### [EXERCISE GOAL]
Which lines hold the string "Output"? Copy every one of them.

------------------------------------------------------------

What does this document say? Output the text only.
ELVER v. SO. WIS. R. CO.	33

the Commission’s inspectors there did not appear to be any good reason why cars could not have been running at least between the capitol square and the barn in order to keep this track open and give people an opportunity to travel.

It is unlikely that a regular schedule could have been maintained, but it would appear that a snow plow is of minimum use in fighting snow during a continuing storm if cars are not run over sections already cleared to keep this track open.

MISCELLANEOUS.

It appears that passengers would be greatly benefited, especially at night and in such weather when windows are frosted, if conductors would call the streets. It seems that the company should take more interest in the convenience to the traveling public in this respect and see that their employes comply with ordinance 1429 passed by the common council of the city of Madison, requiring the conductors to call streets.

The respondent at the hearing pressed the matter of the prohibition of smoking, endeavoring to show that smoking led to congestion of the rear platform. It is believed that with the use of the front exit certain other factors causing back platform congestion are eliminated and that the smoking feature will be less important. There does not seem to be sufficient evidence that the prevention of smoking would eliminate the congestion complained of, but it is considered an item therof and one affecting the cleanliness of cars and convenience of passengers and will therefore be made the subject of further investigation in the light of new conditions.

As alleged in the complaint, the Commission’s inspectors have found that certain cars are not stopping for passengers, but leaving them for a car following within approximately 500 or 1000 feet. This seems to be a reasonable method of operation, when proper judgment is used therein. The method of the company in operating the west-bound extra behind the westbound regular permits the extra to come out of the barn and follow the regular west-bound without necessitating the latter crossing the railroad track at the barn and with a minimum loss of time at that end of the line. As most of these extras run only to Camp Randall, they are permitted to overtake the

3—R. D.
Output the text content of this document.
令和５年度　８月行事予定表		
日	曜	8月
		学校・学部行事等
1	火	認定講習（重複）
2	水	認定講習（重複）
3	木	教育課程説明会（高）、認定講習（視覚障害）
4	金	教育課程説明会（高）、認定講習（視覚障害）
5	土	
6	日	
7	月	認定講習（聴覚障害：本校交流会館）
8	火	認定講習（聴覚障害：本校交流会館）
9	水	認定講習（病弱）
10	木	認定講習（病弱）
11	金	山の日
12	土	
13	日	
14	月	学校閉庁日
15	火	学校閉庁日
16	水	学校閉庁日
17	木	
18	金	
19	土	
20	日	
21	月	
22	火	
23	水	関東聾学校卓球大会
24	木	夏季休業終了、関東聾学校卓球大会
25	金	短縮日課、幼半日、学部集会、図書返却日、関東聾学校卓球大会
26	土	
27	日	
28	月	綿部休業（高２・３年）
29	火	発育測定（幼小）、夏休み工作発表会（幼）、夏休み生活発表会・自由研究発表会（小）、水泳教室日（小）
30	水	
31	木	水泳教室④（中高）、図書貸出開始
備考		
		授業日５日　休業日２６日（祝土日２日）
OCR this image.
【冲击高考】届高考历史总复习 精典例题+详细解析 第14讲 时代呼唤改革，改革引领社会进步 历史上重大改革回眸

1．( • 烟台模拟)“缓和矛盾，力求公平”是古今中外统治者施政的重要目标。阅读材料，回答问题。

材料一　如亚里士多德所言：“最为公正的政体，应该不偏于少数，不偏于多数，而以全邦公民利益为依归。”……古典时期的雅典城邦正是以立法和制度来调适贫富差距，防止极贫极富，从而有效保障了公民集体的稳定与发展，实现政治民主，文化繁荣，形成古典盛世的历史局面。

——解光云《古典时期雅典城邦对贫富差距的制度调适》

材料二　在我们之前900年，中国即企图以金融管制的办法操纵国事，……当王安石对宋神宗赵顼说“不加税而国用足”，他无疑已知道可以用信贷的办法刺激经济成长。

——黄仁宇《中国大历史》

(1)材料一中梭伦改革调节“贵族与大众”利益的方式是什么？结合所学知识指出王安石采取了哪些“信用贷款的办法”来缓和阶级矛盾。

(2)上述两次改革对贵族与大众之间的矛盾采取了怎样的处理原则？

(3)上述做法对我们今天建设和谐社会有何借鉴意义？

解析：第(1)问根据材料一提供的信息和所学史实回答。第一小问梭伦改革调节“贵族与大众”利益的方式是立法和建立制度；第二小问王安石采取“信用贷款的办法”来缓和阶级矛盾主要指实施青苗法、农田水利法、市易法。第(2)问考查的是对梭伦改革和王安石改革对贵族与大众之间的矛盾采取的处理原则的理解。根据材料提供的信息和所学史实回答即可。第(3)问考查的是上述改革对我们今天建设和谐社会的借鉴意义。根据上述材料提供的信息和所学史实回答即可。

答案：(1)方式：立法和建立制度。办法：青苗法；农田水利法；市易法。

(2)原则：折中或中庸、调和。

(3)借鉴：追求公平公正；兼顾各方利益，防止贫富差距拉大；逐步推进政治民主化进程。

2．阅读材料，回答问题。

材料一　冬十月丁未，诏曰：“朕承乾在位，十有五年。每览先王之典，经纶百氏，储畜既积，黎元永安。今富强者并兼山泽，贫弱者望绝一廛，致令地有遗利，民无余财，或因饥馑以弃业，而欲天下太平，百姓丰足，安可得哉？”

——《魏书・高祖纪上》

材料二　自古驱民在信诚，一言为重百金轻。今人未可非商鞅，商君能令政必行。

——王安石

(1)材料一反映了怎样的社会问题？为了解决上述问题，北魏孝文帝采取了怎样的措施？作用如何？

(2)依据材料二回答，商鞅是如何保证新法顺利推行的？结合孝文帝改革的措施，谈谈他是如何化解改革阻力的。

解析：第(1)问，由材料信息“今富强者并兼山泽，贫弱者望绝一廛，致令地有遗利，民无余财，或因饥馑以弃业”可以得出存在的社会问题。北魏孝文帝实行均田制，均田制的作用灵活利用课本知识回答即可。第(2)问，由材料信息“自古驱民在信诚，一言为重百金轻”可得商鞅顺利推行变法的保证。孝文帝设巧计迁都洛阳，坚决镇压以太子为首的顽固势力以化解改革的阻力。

------------------------------------------------------------

### [CORRECT RESPONSE]
What does this document say? Output the text only.
Output the text content of this document.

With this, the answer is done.